> _Provided information_:
++++++++++

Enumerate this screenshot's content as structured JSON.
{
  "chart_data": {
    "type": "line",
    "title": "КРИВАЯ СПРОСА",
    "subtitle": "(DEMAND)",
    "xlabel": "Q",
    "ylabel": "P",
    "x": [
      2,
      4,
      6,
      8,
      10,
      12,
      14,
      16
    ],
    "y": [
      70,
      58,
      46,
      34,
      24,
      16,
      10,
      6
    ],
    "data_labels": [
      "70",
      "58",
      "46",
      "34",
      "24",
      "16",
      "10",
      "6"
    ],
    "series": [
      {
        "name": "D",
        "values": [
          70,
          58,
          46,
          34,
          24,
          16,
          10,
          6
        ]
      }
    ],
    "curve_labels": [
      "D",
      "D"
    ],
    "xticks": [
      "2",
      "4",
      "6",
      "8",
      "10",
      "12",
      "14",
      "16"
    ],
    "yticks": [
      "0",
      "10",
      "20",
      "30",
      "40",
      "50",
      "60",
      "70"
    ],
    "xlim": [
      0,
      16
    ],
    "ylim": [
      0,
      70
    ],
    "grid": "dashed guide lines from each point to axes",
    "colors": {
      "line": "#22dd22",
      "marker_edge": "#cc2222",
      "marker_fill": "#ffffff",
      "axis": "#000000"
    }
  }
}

++++++++++

> _Work to be completed_: Extract each entry in full, exactly as given.

> _Completed exercise_:
Enumerate this screenshot's content as structured JSON.
{
  "chart_data": {
    "type": "line",
    "title": "КРИВАЯ СПРОСА",
    "subtitle": "(DEMAND)",
    "xlabel": "Q",
    "ylabel": "P",
    "x": [
      2,
      4,
      6,
      8,
      10,
      12,
      14,
      16
    ],
    "y": [
      70,
      58,
      46,
      34,
      24,
      16,
      10,
      6
    ],
    "data_labels": [
      "70",
      "58",
      "46",
      "34",
      "24",
      "16",
      "10",
      "6"
    ],
    "series": [
      {
        "name": "D",
        "values": [
          70,
          58,
          46,
          34,
          24,
          16,
          10,
          6
        ]
      }
    ],
    "curve_labels": [
      "D",
      "D"
    ],
    "xticks": [
      "2",
      "4",
      "6",
      "8",
      "10",
      "12",
      "14",
      "16"
    ],
    "yticks": [
      "0",
      "10",
      "20",
      "30",
      "40",
      "50",
      "60",
      "70"
    ],
    "xlim": [
      0,
      16
    ],
    "ylim": [
      0,
      70
    ],
    "grid": "dashed guide lines from each point to axes",
    "colors": {
      "line": "#22dd22",
      "marker_edge": "#cc2222",
      "marker_fill": "#ffffff",
      "axis": "#000000"
    }
  }
}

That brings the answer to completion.